Task statement »
Give only the number of lines in the records that include the string "占GDP百分比".

A block of data

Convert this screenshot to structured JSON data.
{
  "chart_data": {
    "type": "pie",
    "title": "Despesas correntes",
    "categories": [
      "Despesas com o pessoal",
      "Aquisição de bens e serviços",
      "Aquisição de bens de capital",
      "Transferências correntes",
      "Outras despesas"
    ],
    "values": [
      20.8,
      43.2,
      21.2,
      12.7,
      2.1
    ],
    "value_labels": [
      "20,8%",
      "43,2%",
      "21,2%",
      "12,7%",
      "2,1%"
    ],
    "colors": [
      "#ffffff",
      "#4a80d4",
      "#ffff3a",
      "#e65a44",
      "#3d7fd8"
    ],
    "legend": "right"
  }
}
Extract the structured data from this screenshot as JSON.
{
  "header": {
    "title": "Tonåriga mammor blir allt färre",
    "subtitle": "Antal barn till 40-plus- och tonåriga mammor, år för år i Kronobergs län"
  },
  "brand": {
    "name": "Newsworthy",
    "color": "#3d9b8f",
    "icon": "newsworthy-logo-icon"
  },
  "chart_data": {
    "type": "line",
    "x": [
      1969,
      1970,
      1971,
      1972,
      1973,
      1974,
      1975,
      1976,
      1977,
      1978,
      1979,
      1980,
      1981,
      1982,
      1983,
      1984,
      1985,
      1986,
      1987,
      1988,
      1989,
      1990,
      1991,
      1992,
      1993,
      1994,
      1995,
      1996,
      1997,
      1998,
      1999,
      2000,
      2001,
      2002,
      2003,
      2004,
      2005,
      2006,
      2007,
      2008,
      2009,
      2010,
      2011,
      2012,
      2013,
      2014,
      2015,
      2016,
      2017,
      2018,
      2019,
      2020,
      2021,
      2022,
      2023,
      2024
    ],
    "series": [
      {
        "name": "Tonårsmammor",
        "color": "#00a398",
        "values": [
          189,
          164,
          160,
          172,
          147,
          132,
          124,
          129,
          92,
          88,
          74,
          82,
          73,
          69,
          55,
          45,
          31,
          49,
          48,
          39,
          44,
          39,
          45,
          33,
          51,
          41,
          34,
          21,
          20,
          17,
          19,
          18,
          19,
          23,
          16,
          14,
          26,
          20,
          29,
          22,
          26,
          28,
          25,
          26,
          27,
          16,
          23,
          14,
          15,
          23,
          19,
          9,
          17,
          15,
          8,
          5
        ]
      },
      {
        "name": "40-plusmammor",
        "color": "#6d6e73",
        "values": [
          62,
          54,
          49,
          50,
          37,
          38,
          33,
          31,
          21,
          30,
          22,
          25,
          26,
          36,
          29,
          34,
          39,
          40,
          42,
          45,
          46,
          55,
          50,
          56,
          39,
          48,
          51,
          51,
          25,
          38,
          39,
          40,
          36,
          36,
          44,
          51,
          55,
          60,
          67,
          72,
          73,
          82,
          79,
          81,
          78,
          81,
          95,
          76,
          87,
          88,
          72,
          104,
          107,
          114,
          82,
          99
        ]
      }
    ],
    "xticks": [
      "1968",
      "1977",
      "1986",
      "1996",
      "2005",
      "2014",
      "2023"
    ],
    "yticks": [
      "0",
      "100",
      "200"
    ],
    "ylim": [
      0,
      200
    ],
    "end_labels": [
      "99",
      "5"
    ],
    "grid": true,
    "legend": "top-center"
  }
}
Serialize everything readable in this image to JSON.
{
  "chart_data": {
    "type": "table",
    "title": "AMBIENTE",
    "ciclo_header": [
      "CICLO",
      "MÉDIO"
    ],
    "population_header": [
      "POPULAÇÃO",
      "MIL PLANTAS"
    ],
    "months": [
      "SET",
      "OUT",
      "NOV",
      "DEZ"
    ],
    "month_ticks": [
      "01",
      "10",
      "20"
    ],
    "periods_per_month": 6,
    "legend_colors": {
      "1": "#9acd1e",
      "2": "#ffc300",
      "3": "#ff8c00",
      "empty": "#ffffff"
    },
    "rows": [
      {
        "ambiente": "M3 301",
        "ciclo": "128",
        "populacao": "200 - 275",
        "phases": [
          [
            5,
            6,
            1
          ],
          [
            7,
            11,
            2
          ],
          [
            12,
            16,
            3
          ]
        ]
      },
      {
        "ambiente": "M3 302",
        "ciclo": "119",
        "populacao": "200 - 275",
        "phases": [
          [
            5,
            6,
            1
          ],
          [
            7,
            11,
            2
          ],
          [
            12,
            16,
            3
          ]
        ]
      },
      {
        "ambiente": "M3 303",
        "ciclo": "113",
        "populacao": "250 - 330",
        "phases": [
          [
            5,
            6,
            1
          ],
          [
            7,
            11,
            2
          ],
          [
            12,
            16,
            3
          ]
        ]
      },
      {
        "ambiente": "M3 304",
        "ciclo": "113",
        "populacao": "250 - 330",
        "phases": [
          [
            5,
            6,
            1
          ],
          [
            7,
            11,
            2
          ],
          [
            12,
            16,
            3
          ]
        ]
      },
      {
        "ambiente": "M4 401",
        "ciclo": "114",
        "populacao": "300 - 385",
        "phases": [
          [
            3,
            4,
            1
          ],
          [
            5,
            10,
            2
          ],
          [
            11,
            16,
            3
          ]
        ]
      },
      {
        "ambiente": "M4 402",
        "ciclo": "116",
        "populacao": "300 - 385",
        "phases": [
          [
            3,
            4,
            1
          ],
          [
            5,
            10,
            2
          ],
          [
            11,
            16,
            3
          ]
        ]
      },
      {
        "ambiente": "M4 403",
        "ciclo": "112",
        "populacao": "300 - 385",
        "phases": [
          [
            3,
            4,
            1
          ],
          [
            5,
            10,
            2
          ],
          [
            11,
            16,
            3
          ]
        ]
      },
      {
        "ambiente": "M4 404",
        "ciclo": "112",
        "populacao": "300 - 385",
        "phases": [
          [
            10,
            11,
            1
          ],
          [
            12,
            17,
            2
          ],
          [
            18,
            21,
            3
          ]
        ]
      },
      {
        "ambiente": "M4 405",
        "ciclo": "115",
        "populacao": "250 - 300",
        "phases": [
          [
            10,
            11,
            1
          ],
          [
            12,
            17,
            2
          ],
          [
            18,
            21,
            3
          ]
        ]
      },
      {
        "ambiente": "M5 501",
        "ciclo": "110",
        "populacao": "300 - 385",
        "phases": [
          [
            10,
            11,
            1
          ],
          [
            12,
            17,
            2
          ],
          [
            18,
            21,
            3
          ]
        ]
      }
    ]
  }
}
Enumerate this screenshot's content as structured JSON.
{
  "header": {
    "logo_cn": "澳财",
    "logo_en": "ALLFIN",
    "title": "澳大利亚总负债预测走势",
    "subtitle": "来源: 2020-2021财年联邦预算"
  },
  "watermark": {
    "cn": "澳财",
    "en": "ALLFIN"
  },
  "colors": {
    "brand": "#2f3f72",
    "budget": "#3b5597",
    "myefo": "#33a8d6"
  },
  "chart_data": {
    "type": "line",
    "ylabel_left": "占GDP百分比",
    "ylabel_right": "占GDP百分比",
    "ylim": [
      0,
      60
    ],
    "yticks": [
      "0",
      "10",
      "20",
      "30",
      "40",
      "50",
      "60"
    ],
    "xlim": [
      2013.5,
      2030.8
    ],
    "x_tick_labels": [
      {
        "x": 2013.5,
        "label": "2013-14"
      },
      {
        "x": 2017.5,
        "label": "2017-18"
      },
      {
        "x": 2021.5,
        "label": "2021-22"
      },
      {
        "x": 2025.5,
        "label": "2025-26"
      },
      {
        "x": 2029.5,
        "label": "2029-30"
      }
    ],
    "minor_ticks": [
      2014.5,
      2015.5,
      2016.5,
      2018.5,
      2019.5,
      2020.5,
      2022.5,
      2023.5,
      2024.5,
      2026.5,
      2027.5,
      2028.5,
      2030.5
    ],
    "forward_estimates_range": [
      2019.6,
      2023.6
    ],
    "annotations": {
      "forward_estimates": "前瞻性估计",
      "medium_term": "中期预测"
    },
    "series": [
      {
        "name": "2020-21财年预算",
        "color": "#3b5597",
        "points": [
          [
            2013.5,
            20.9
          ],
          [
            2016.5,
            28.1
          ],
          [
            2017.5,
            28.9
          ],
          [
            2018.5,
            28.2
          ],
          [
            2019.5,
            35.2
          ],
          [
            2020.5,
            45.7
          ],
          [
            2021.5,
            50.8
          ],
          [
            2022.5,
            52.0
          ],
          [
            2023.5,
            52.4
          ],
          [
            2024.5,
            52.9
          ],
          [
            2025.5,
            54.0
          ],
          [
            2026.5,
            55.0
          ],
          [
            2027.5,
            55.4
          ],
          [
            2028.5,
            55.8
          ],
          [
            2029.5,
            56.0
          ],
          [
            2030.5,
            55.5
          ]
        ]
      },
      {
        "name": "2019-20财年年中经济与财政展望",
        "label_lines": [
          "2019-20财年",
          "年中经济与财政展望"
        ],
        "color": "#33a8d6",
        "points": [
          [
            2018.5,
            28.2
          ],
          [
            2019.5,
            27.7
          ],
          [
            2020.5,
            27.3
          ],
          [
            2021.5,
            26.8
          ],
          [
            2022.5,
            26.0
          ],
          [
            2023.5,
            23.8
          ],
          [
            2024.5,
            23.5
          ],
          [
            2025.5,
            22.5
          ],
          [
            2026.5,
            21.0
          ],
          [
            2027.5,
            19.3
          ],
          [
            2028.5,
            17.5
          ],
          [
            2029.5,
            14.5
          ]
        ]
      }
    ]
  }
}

The completed task »
2